BEGIN Entries

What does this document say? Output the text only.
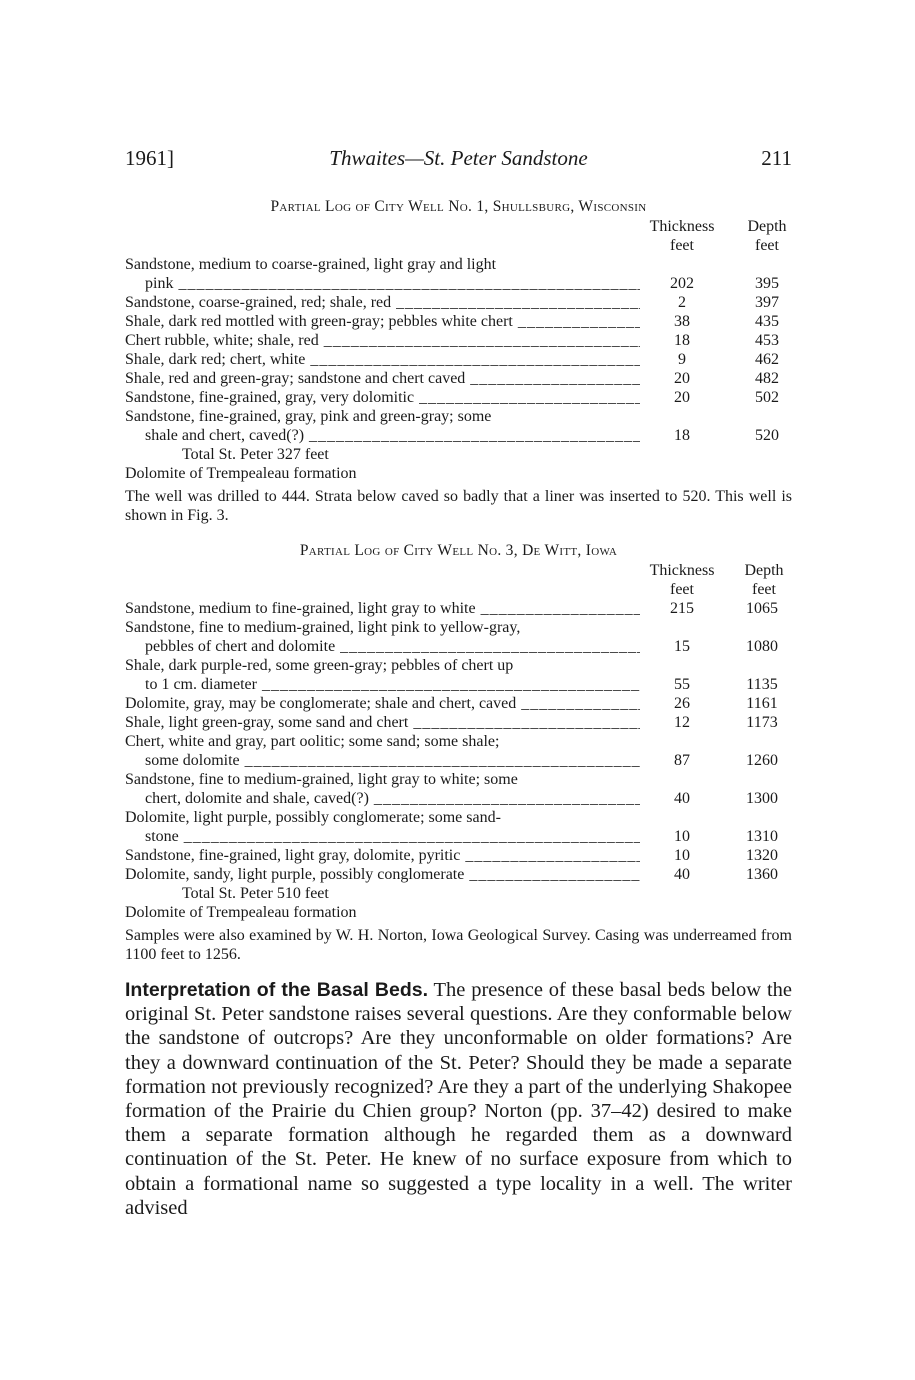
1961]	Thwaites—St. Peter Sandstone	211
Partial Log of City Well No. 1, Shullsburg, Wisconsin
Thickness
feet
Depth
feet
Sandstone, medium to coarse-grained, light gray and light
pink _____	202	395
Sandstone, coarse-grained, red; shale, red _____	2	397
Shale, dark red mottled with green-gray; pebbles white chert _____	38	435
Chert rubble, white; shale, red _____	18	453
Shale, dark red; chert, white _____	9	462
Shale, red and green-gray; sandstone and chert caved _____	20	482
Sandstone, fine-grained, gray, very dolomitic _____	20	502
Sandstone, fine-grained, gray, pink and green-gray; some
shale and chert, caved(?) _____	18	520
Total St. Peter 327 feet
Dolomite of Trempealeau formation
The well was drilled to 444. Strata below caved so badly that a liner was inserted to 520. This well is shown in Fig. 3.
Partial Log of City Well No. 3, De Witt, Iowa
Thickness
feet
Depth
feet
Sandstone, medium to fine-grained, light gray to white _____	215	1065
Sandstone, fine to medium-grained, light pink to yellow-gray,
pebbles of chert and dolomite _____	15	1080
Shale, dark purple-red, some green-gray; pebbles of chert up
to 1 cm. diameter _____	55	1135
Dolomite, gray, may be conglomerate; shale and chert, caved _____	26	1161
Shale, light green-gray, some sand and chert _____	12	1173
Chert, white and gray, part oolitic; some sand; some shale;
some dolomite _____	87	1260
Sandstone, fine to medium-grained, light gray to white; some
chert, dolomite and shale, caved(?) _____	40	1300
Dolomite, light purple, possibly conglomerate; some sand-
stone _____	10	1310
Sandstone, fine-grained, light gray, dolomite, pyritic _____	10	1320
Dolomite, sandy, light purple, possibly conglomerate _____	40	1360
Total St. Peter 510 feet
Dolomite of Trempealeau formation
Samples were also examined by W. H. Norton, Iowa Geological Survey. Casing was underreamed from 1100 feet to 1256.
Interpretation of the Basal Beds. The presence of these basal beds below the original St. Peter sandstone raises several questions. Are they conformable below the sandstone of outcrops? Are they unconformable on older formations? Are they a downward continuation of the St. Peter? Should they be made a separate formation not previously recognized? Are they a part of the underlying Shakopee formation of the Prairie du Chien group? Norton (pp. 37–42) desired to make them a separate formation although he regarded them as a downward continuation of the St. Peter. He knew of no surface exposure from which to obtain a formational name so suggested a type locality in a well. The writer advised
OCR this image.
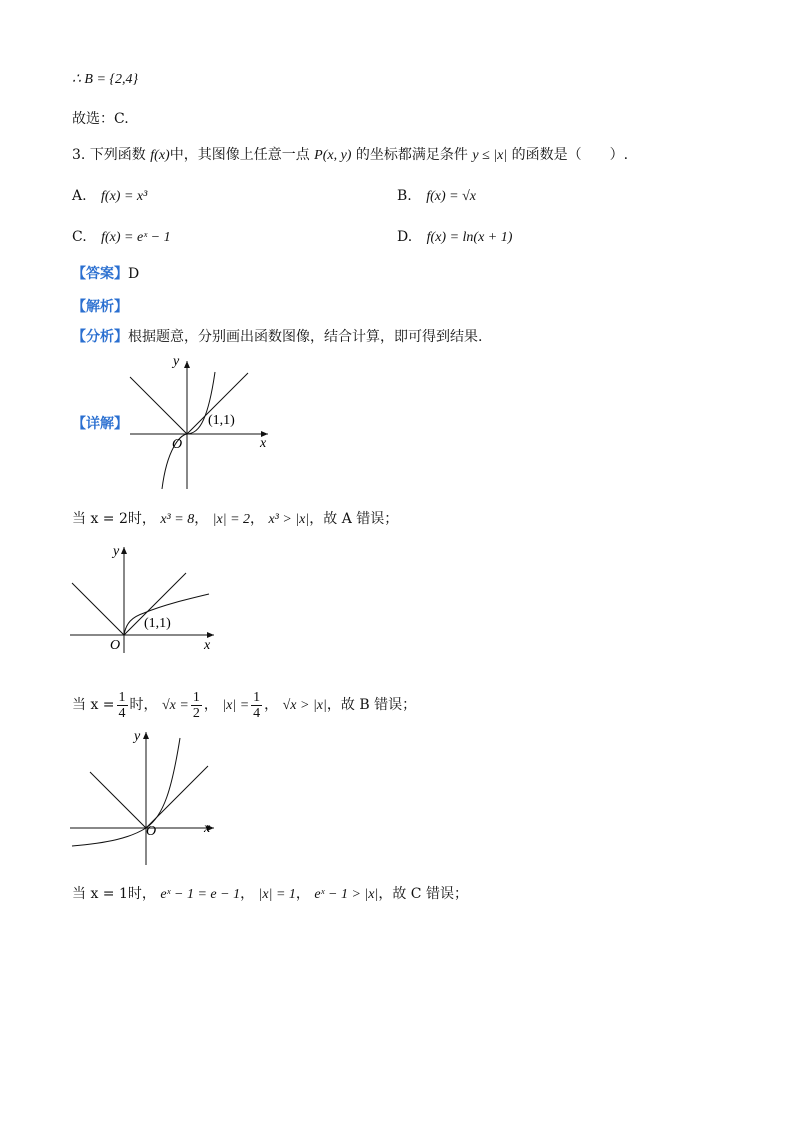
∴ B = {2,4}
故选：C.
3. 下列函数 f(x)中，其图像上任意一点 P(x, y) 的坐标都满足条件 y ≤ |x| 的函数是（　　）.
A. f(x) = x³	B. f(x) = √x
C. f(x) = eˣ − 1	D. f(x) = ln(x + 1)
【答案】D
【解析】
【分析】根据题意，分别画出函数图像，结合计算，即可得到结果.
【详解】
y
x
O
(1,1)
当 x = 2时， x³ = 8， |x| = 2， x³ > |x|，故 A 错误；
y
x
O
(1,1)
当 $x = \frac{1}{4}$ 时， $√x = \frac{1}{2}$ ， $|x| = \frac{1}{4}$ ， √x > |x|，故 B 错误；
y
x
O
当 x = 1时， eˣ − 1 = e − 1， |x| = 1， eˣ − 1 > |x|，故 C 错误；
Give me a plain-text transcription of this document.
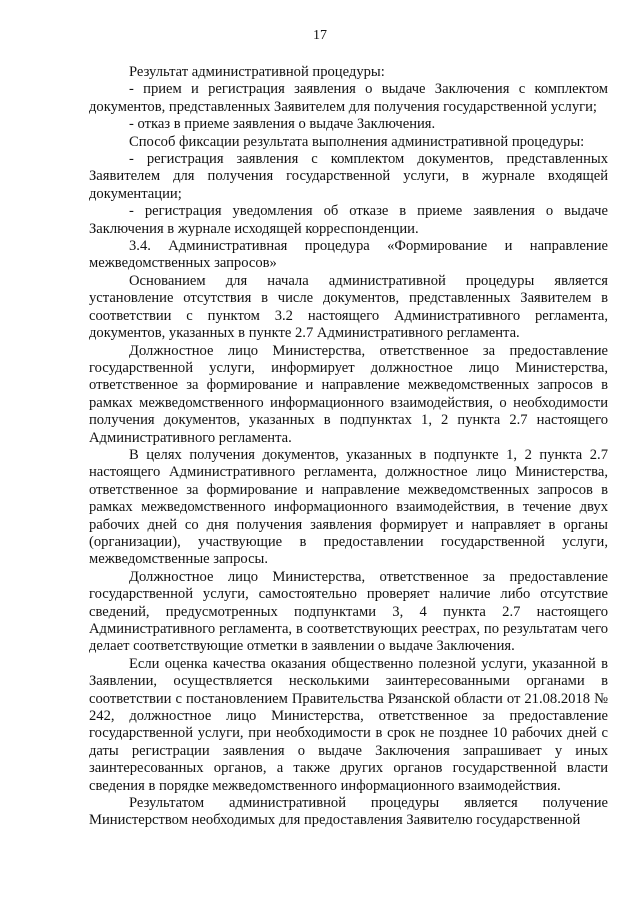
17

Результат административной процедуры:

- прием и регистрация заявления о выдаче Заключения с комплектом документов, представленных Заявителем для получения государственной услуги;

- отказ в приеме заявления о выдаче Заключения.

Способ фиксации результата выполнения административной процедуры:

- регистрация заявления с комплектом документов, представленных Заявителем для получения государственной услуги, в журнале входящей документации;

- регистрация уведомления об отказе в приеме заявления о выдаче Заключения в журнале исходящей корреспонденции.

3.4. Административная процедура «Формирование и направление межведомственных запросов»

Основанием для начала административной процедуры является установление отсутствия в числе документов, представленных Заявителем в соответствии с пунктом 3.2 настоящего Административного регламента, документов, указанных в пункте 2.7 Административного регламента.

Должностное лицо Министерства, ответственное за предоставление государственной услуги, информирует должностное лицо Министерства, ответственное за формирование и направление межведомственных запросов в рамках межведомственного информационного взаимодействия, о необходимости получения документов, указанных в подпунктах 1, 2 пункта 2.7 настоящего Административного регламента.

В целях получения документов, указанных в подпункте 1, 2 пункта 2.7 настоящего Административного регламента, должностное лицо Министерства, ответственное за формирование и направление межведомственных запросов в рамках межведомственного информационного взаимодействия, в течение двух рабочих дней со дня получения заявления формирует и направляет в органы (организации), участвующие в предоставлении государственной услуги, межведомственные запросы.

Должностное лицо Министерства, ответственное за предоставление государственной услуги, самостоятельно проверяет наличие либо отсутствие сведений, предусмотренных подпунктами 3, 4 пункта 2.7 настоящего Административного регламента, в соответствующих реестрах, по результатам чего делает соответствующие отметки в заявлении о выдаче Заключения.

Если оценка качества оказания общественно полезной услуги, указанной в Заявлении, осуществляется несколькими заинтересованными органами в соответствии с постановлением Правительства Рязанской области от 21.08.2018 № 242, должностное лицо Министерства, ответственное за предоставление государственной услуги, при необходимости в срок не позднее 10 рабочих дней с даты регистрации заявления о выдаче Заключения запрашивает у иных заинтересованных органов, а также других органов государственной власти сведения в порядке межведомственного информационного взаимодействия.

Результатом административной процедуры является получение Министерством необходимых для предоставления Заявителю государственной
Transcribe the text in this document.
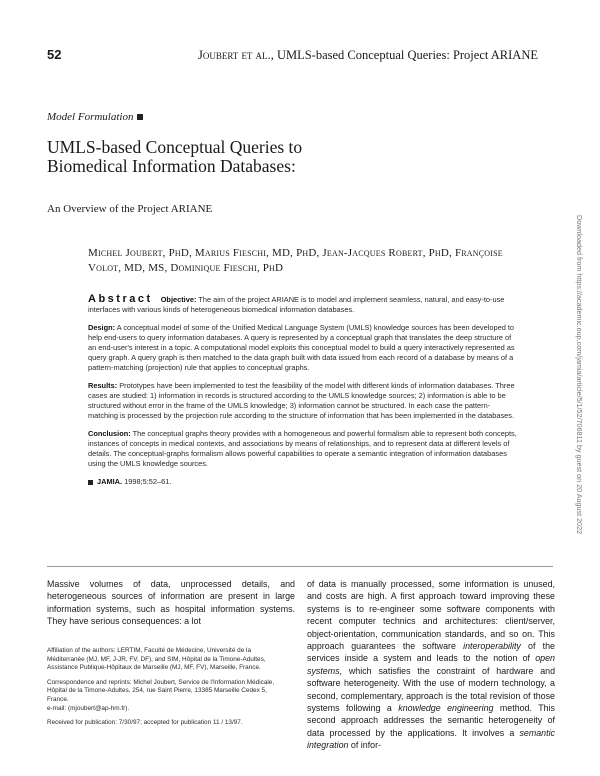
52	Joubert et al., UMLS-based Conceptual Queries: Project ARIANE
Model Formulation
UMLS-based Conceptual Queries to Biomedical Information Databases:
An Overview of the Project ARIANE
Michel Joubert, PhD, Marius Fieschi, MD, PhD, Jean-Jacques Robert, PhD, Françoise Volot, MD, MS, Dominique Fieschi, PhD

Abstract Objective: The aim of the project ARIANE is to model and implement seamless, natural, and easy-to-use interfaces with various kinds of heterogeneous biomedical information databases.

Design: A conceptual model of some of the Unified Medical Language System (UMLS) knowledge sources has been developed to help end-users to query information databases. A query is represented by a conceptual graph that translates the deep structure of an end-user's interest in a topic. A computational model exploits this conceptual model to build a query interactively represented as query graph. A query graph is then matched to the data graph built with data issued from each record of a database by means of a pattern-matching (projection) rule that applies to conceptual graphs.

Results: Prototypes have been implemented to test the feasibility of the model with different kinds of information databases. Three cases are studied: 1) information in records is structured according to the UMLS knowledge sources; 2) information is able to be structured without error in the frame of the UMLS knowledge; 3) information cannot be structured. In each case the pattern-matching is processed by the projection rule according to the structure of information that has been implemented in the databases.

Conclusion: The conceptual graphs theory provides with a homogeneous and powerful formalism able to represent both concepts, instances of concepts in medical contexts, and associations by means of relationships, and to represent data at different levels of details. The conceptual-graphs formalism allows powerful capabilities to operate a semantic integration of information databases using the UMLS knowledge sources.

JAMIA. 1998;5:52–61.

Massive volumes of data, unprocessed details, and heterogeneous sources of information are present in large information systems, such as hospital information systems. They have serious consequences: a lot

Affiliation of the authors: LERTIM, Faculté de Médecine, Université de la Méditerranée (MJ, MF, J-JR, FV, DF), and SIM, Hôpital de la Timone-Adultes, Assistance Publique-Hôpitaux de Marseille (MJ, MF, FV), Marseille, France.

Correspondence and reprints: Michel Joubert, Service de l'Information Médicale, Hôpital de la Timone-Adultes, 254, rue Saint Pierre, 13385 Marseille Cedex 5, France.
e-mail: (mjoubert@ap-hm.fr).

Received for publication: 7/30/97; accepted for publication 11 / 13/97.

of data is manually processed, some information is unused, and costs are high. A first approach toward improving these systems is to re-engineer some software components with recent computer technics and architectures: client/server, object-orientation, communication standards, and so on. This approach guarantees the software interoperability of the services inside a system and leads to the notion of open systems, which satisfies the constraint of hardware and software heterogeneity. With the use of modern technology, a second, complementary, approach is the total revision of those systems following a knowledge engineering method. This second approach addresses the semantic heterogeneity of data processed by the applications. It involves a semantic integration of infor-

Downloaded from https://academic.oup.com/jamia/article/5/1/52/706811 by guest on 20 August 2022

END Entries

- Short exercise -
Check the data for the word "является" and pull out the lines that have it.

- Reply to the task -
Основанием для начала административной процедуры является установление отсутствия в числе документов, представленных Заявителем в соответствии с пунктом 3.2 настоящего Административного регламента, документов, указанных в пункте 2.7 Административного регламента.
Результатом административной процедуры является получение Министерством необходимых для предоставления Заявителю государственной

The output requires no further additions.